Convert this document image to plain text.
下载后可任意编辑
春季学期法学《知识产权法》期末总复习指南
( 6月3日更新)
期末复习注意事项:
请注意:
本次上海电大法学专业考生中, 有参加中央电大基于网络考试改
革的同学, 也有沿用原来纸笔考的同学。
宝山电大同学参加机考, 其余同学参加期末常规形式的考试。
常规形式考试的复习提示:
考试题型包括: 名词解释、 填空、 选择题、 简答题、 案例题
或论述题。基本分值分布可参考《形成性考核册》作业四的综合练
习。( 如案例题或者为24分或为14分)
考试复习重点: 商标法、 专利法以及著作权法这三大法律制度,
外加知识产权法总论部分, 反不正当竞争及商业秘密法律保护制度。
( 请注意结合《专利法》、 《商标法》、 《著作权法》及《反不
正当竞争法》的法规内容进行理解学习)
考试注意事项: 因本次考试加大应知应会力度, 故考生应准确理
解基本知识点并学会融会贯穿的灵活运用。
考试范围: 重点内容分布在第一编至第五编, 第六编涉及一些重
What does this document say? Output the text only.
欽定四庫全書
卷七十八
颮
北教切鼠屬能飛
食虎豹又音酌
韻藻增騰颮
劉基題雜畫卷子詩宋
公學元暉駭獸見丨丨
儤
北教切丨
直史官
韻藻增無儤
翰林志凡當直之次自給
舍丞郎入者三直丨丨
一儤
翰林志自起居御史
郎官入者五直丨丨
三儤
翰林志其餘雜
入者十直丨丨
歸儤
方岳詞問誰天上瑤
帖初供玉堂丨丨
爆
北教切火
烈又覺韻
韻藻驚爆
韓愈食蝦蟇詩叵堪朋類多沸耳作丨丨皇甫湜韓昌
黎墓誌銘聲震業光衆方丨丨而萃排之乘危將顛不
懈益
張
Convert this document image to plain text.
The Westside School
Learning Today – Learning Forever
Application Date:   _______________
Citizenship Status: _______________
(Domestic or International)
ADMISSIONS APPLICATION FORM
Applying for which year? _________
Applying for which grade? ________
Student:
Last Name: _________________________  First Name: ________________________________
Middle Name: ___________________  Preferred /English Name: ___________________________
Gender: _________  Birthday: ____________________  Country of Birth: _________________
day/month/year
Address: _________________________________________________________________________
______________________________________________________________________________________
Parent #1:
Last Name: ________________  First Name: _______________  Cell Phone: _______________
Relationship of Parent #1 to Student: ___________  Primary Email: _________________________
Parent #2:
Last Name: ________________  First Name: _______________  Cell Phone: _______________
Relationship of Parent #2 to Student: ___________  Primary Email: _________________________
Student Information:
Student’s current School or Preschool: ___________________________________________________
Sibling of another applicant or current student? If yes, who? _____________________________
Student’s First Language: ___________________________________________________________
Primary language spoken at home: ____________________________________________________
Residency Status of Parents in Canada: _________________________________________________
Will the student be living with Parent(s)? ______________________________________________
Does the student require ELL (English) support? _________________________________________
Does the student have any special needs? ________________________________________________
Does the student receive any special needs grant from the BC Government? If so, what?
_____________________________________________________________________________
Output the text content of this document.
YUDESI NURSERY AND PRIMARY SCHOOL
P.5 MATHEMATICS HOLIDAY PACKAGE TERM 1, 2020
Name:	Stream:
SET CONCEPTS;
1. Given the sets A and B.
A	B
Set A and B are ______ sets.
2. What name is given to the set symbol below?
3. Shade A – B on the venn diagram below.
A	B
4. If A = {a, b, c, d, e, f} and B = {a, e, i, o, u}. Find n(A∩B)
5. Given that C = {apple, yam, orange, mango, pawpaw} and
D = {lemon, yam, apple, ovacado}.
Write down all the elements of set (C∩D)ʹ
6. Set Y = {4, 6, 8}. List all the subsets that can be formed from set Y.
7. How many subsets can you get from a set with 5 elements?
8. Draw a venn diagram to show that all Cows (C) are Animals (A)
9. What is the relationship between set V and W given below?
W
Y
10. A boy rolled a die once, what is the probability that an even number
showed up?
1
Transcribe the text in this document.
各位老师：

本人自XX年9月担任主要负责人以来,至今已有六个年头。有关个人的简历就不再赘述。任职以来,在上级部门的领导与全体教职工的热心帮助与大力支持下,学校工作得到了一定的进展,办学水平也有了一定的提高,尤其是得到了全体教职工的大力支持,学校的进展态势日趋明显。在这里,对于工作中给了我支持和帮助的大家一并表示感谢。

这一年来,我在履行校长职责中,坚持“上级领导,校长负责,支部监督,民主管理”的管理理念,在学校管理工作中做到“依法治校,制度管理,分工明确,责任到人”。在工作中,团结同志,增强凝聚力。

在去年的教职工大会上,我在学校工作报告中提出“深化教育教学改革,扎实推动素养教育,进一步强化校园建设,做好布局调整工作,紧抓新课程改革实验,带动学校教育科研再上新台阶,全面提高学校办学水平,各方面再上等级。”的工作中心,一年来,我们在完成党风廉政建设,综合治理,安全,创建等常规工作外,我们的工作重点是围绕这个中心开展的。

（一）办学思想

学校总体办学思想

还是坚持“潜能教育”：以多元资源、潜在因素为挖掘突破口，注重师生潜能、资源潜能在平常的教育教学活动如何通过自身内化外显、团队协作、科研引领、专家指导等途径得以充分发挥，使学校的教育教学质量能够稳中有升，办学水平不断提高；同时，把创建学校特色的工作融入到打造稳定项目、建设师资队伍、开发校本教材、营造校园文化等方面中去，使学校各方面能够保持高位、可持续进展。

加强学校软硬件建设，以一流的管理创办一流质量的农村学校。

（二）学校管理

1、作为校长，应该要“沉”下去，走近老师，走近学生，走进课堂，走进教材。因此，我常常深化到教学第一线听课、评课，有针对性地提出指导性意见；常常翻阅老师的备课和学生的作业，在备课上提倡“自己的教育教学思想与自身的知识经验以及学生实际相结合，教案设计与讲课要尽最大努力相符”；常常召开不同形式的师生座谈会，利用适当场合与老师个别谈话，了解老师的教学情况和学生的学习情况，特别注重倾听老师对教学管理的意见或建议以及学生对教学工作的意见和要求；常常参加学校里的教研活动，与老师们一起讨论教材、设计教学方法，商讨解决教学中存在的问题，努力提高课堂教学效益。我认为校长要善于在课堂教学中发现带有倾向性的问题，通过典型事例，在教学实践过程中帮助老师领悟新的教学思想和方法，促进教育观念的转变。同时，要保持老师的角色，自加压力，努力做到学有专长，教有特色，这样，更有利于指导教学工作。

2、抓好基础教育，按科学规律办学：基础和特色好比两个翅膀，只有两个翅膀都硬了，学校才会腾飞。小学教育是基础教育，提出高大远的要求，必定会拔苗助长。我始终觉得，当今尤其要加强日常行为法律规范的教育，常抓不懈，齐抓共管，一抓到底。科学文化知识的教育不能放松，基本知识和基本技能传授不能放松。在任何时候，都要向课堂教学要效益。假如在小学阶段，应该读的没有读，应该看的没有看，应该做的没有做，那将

────

> **Task details**: Please quote the data above in full, with no line missing.

> **Expected answer**:
Convert this document image to plain text.
下载后可任意编辑
春季学期法学《知识产权法》期末总复习指南
( 6月3日更新)
期末复习注意事项:
请注意:
本次上海电大法学专业考生中, 有参加中央电大基于网络考试改
革的同学, 也有沿用原来纸笔考的同学。
宝山电大同学参加机考, 其余同学参加期末常规形式的考试。
常规形式考试的复习提示:
考试题型包括: 名词解释、 填空、 选择题、 简答题、 案例题
或论述题。基本分值分布可参考《形成性考核册》作业四的综合练
习。( 如案例题或者为24分或为14分)
考试复习重点: 商标法、 专利法以及著作权法这三大法律制度,
外加知识产权法总论部分, 反不正当竞争及商业秘密法律保护制度。
( 请注意结合《专利法》、 《商标法》、 《著作权法》及《反不
正当竞争法》的法规内容进行理解学习)
考试注意事项: 因本次考试加大应知应会力度, 故考生应准确理
解基本知识点并学会融会贯穿的灵活运用。
考试范围: 重点内容分布在第一编至第五编, 第六编涉及一些重
What does this document say? Output the text only.
欽定四庫全書
卷七十八
颮
北教切鼠屬能飛
食虎豹又音酌
韻藻增騰颮
劉基題雜畫卷子詩宋
公學元暉駭獸見丨丨
儤
北教切丨
直史官
韻藻增無儤
翰林志凡當直之次自給
舍丞郎入者三直丨丨
一儤
翰林志自起居御史
郎官入者五直丨丨
三儤
翰林志其餘雜
入者十直丨丨
歸儤
方岳詞問誰天上瑤
帖初供玉堂丨丨
爆
北教切火
烈又覺韻
韻藻驚爆
韓愈食蝦蟇詩叵堪朋類多沸耳作丨丨皇甫湜韓昌
黎墓誌銘聲震業光衆方丨丨而萃排之乘危將顛不
懈益
張
Convert this document image to plain text.
The Westside School
Learning Today – Learning Forever
Application Date:   _______________
Citizenship Status: _______________
(Domestic or International)
ADMISSIONS APPLICATION FORM
Applying for which year? _________
Applying for which grade? ________
Student:
Last Name: _________________________  First Name: ________________________________
Middle Name: ___________________  Preferred /English Name: ___________________________
Gender: _________  Birthday: ____________________  Country of Birth: _________________
day/month/year
Address: _________________________________________________________________________
______________________________________________________________________________________
Parent #1:
Last Name: ________________  First Name: _______________  Cell Phone: _______________
Relationship of Parent #1 to Student: ___________  Primary Email: _________________________
Parent #2:
Last Name: ________________  First Name: _______________  Cell Phone: _______________
Relationship of Parent #2 to Student: ___________  Primary Email: _________________________
Student Information:
Student’s current School or Preschool: ___________________________________________________
Sibling of another applicant or current student? If yes, who? _____________________________
Student’s First Language: ___________________________________________________________
Primary language spoken at home: ____________________________________________________
Residency Status of Parents in Canada: _________________________________________________
Will the student be living with Parent(s)? ______________________________________________
Does the student require ELL (English) support? _________________________________________
Does the student have any special needs? ________________________________________________
Does the student receive any special needs grant from the BC Government? If so, what?
_____________________________________________________________________________
Output the text content of this document.
YUDESI NURSERY AND PRIMARY SCHOOL
P.5 MATHEMATICS HOLIDAY PACKAGE TERM 1, 2020
Name:	Stream:
SET CONCEPTS;
1. Given the sets A and B.
A	B
Set A and B are ______ sets.
2. What name is given to the set symbol below?
3. Shade A – B on the venn diagram below.
A	B
4. If A = {a, b, c, d, e, f} and B = {a, e, i, o, u}. Find n(A∩B)
5. Given that C = {apple, yam, orange, mango, pawpaw} and
D = {lemon, yam, apple, ovacado}.
Write down all the elements of set (C∩D)ʹ
6. Set Y = {4, 6, 8}. List all the subsets that can be formed from set Y.
7. How many subsets can you get from a set with 5 elements?
8. Draw a venn diagram to show that all Cows (C) are Animals (A)
9. What is the relationship between set V and W given below?
W
Y
10. A boy rolled a die once, what is the probability that an even number
showed up?
1
Transcribe the text in this document.
各位老师：

本人自XX年9月担任主要负责人以来,至今已有六个年头。有关个人的简历就不再赘述。任职以来,在上级部门的领导与全体教职工的热心帮助与大力支持下,学校工作得到了一定的进展,办学水平也有了一定的提高,尤其是得到了全体教职工的大力支持,学校的进展态势日趋明显。在这里,对于工作中给了我支持和帮助的大家一并表示感谢。

这一年来,我在履行校长职责中,坚持“上级领导,校长负责,支部监督,民主管理”的管理理念,在学校管理工作中做到“依法治校,制度管理,分工明确,责任到人”。在工作中,团结同志,增强凝聚力。

在去年的教职工大会上,我在学校工作报告中提出“深化教育教学改革,扎实推动素养教育,进一步强化校园建设,做好布局调整工作,紧抓新课程改革实验,带动学校教育科研再上新台阶,全面提高学校办学水平,各方面再上等级。”的工作中心,一年来,我们在完成党风廉政建设,综合治理,安全,创建等常规工作外,我们的工作重点是围绕这个中心开展的。

（一）办学思想

学校总体办学思想

还是坚持“潜能教育”：以多元资源、潜在因素为挖掘突破口，注重师生潜能、资源潜能在平常的教育教学活动如何通过自身内化外显、团队协作、科研引领、专家指导等途径得以充分发挥，使学校的教育教学质量能够稳中有升，办学水平不断提高；同时，把创建学校特色的工作融入到打造稳定项目、建设师资队伍、开发校本教材、营造校园文化等方面中去，使学校各方面能够保持高位、可持续进展。

加强学校软硬件建设，以一流的管理创办一流质量的农村学校。

（二）学校管理

1、作为校长，应该要“沉”下去，走近老师，走近学生，走进课堂，走进教材。因此，我常常深化到教学第一线听课、评课，有针对性地提出指导性意见；常常翻阅老师的备课和学生的作业，在备课上提倡“自己的教育教学思想与自身的知识经验以及学生实际相结合，教案设计与讲课要尽最大努力相符”；常常召开不同形式的师生座谈会，利用适当场合与老师个别谈话，了解老师的教学情况和学生的学习情况，特别注重倾听老师对教学管理的意见或建议以及学生对教学工作的意见和要求；常常参加学校里的教研活动，与老师们一起讨论教材、设计教学方法，商讨解决教学中存在的问题，努力提高课堂教学效益。我认为校长要善于在课堂教学中发现带有倾向性的问题，通过典型事例，在教学实践过程中帮助老师领悟新的教学思想和方法，促进教育观念的转变。同时，要保持老师的角色，自加压力，努力做到学有专长，教有特色，这样，更有利于指导教学工作。

2、抓好基础教育，按科学规律办学：基础和特色好比两个翅膀，只有两个翅膀都硬了，学校才会腾飞。小学教育是基础教育，提出高大远的要求，必定会拔苗助长。我始终觉得，当今尤其要加强日常行为法律规范的教育，常抓不懈，齐抓共管，一抓到底。科学文化知识的教育不能放松，基本知识和基本技能传授不能放松。在任何时候，都要向课堂教学要效益。假如在小学阶段，应该读的没有读，应该看的没有看，应该做的没有做，那将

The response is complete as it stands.